» **Aim of the task**
Search the listing below for the word "окружности" and copy each line that holds it.

◆ ◆ ◆ ◆

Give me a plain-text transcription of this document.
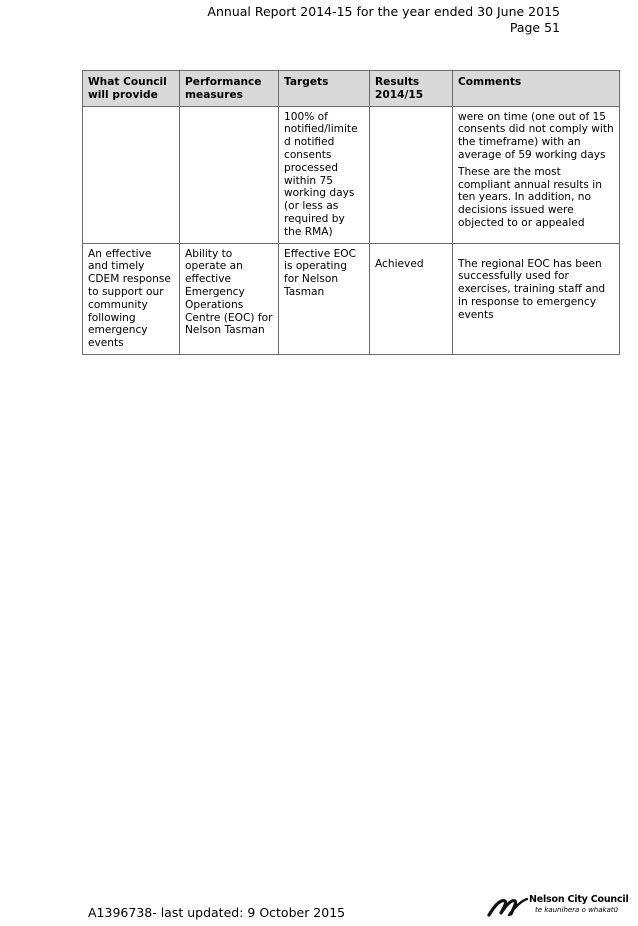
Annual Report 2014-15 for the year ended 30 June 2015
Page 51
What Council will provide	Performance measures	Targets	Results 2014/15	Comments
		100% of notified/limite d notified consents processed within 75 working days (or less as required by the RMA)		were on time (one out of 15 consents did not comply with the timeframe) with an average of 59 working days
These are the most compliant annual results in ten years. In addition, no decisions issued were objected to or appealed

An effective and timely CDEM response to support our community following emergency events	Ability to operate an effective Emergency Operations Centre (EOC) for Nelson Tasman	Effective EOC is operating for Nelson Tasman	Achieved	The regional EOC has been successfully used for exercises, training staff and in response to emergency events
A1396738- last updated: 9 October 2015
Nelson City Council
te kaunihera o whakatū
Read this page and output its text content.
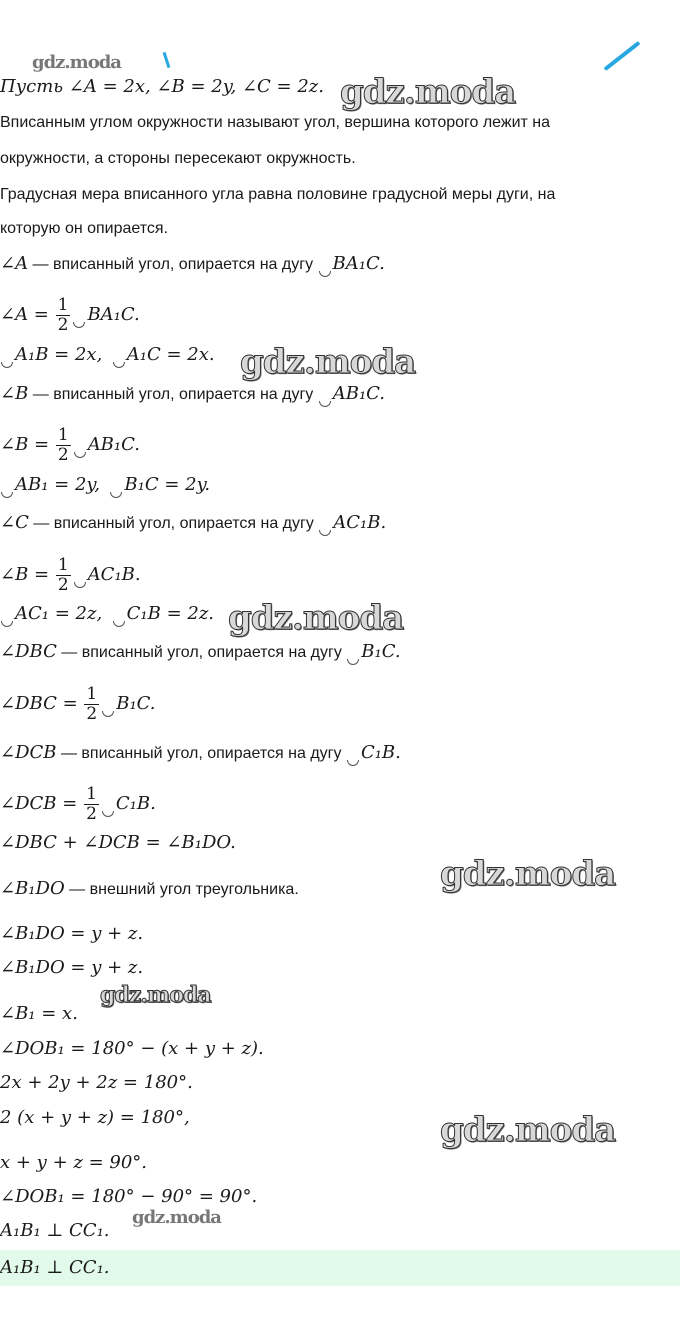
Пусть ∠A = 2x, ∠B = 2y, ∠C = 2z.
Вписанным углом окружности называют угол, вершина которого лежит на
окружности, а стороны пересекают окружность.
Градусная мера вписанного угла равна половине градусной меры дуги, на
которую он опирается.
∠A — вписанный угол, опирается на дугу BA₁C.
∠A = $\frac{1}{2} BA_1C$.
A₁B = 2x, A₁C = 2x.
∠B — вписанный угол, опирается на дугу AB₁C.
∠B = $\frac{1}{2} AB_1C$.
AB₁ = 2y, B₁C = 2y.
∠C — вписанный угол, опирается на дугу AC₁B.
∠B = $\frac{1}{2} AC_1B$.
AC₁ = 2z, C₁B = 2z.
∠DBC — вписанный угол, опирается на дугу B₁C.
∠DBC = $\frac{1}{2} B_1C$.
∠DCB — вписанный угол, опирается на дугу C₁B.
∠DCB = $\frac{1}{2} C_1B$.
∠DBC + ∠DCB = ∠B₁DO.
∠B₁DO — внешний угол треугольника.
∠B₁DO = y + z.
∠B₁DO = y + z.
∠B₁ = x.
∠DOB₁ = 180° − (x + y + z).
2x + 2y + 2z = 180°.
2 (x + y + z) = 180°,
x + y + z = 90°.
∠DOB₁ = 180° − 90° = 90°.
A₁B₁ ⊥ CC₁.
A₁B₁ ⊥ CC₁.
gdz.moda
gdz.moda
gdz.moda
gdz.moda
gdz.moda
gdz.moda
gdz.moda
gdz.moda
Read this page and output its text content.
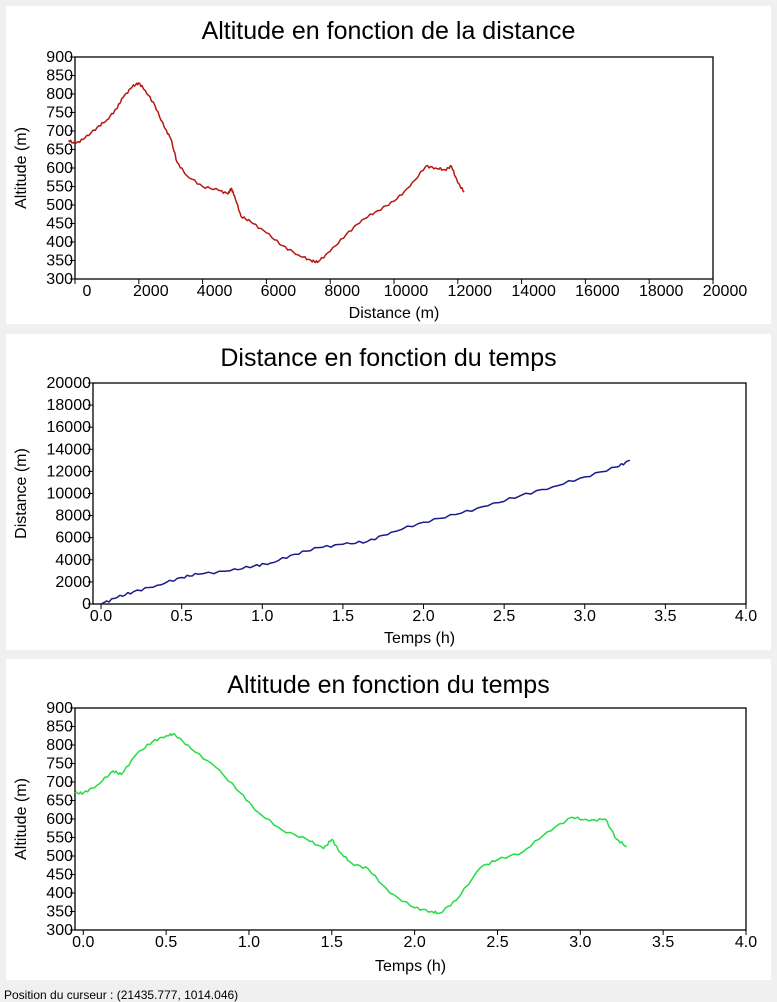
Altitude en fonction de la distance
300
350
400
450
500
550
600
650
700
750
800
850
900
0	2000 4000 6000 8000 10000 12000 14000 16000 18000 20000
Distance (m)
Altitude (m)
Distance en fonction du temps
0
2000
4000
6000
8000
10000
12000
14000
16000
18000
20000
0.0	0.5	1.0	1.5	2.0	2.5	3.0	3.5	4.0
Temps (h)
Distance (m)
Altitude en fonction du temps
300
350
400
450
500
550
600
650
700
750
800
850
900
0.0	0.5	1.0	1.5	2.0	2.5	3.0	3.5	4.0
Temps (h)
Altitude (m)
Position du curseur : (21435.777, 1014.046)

◆ ◆ ◆ ◆

» **Task output**
Вписанным углом окружности называют угол, вершина которого лежит на
окружности, а стороны пересекают окружность.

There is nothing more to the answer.